### AIM OF THE EXERCISE
The required result is the number of lines in this material containing the word "Gymnasiums". Write that number and no other text.
* * * * * * *
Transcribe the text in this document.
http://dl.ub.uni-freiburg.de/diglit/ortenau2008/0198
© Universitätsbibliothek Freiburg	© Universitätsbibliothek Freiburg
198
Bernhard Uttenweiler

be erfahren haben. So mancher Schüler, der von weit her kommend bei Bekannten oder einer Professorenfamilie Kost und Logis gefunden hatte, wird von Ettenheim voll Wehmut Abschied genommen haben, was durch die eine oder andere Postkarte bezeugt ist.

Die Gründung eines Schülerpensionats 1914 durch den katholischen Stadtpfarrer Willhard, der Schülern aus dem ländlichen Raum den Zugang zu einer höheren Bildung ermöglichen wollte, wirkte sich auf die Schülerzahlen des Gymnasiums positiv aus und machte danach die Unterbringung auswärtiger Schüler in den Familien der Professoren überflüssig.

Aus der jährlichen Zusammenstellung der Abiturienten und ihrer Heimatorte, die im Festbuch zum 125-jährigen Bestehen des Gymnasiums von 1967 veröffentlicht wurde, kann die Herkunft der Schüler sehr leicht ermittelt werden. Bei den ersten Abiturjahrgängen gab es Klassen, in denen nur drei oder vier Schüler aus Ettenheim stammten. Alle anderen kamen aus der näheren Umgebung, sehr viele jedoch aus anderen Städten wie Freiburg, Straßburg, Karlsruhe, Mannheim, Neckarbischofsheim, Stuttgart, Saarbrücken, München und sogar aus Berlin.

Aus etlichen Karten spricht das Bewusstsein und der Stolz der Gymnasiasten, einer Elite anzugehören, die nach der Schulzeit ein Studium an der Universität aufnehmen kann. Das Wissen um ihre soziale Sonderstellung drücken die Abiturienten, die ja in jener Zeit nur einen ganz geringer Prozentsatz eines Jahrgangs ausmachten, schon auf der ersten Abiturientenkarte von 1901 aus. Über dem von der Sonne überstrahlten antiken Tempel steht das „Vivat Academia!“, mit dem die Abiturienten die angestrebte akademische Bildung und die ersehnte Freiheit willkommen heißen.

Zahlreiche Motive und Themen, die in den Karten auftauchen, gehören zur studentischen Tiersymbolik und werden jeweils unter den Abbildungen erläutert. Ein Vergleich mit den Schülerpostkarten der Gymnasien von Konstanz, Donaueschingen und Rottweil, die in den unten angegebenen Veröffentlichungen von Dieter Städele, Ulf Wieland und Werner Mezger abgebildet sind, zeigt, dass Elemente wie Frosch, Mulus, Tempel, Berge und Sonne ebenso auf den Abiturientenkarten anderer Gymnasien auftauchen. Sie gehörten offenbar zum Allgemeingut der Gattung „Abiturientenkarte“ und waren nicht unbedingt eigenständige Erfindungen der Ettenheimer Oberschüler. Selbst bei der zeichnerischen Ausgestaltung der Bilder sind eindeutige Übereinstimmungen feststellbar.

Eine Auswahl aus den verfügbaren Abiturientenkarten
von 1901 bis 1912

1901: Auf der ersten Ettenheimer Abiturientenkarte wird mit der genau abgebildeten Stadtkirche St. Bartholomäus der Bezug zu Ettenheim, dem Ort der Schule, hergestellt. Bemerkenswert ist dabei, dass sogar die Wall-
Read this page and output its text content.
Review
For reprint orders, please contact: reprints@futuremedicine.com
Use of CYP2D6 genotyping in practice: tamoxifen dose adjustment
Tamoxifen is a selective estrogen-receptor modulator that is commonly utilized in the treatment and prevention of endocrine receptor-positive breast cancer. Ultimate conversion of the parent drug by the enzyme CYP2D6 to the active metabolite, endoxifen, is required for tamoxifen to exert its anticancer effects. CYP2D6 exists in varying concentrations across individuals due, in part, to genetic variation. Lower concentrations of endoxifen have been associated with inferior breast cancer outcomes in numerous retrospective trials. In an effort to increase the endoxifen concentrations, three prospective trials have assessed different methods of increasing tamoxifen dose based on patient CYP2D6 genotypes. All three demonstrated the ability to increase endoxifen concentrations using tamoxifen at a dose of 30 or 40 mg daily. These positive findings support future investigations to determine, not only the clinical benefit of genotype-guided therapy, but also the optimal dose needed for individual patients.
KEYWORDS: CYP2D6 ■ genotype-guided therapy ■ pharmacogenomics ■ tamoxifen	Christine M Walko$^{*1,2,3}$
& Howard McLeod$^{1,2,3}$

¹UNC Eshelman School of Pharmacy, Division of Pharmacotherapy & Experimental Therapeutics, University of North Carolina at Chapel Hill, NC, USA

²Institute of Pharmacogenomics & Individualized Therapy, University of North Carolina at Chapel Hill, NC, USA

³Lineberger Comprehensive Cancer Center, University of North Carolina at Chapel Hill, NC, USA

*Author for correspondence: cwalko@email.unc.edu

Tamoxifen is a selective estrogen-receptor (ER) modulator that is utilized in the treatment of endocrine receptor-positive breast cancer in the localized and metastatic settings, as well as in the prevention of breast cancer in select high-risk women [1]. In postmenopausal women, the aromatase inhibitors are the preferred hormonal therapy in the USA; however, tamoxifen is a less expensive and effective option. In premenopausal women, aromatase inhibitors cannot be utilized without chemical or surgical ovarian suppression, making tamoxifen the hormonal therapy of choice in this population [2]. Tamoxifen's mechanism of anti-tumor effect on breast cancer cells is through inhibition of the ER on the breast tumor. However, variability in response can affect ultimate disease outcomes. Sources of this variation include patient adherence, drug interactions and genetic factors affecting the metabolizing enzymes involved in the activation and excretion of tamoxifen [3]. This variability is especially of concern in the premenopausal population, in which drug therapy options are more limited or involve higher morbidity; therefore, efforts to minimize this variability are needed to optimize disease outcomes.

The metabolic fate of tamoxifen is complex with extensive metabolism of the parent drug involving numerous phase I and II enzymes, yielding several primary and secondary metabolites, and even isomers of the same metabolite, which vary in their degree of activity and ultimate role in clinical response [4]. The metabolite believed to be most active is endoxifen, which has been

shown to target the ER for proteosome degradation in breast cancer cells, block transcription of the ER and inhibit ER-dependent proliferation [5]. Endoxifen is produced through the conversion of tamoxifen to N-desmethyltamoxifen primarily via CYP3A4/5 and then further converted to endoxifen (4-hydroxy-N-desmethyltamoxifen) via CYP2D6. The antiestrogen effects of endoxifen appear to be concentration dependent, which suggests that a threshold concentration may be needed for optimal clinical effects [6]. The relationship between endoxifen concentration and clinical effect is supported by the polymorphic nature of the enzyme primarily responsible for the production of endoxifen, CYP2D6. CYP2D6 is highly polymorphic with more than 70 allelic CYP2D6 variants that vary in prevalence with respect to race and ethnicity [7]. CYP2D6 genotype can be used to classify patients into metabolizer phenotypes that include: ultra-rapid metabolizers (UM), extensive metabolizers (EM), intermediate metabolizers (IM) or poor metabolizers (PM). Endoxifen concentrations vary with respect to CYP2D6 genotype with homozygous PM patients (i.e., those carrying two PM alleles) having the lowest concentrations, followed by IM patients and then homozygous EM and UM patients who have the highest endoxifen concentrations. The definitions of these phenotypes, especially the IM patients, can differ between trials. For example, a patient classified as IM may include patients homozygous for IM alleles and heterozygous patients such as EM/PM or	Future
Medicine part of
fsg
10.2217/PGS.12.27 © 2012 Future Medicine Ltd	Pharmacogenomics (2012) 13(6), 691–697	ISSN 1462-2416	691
* * * * * * *
### SOLUTION BELOW
2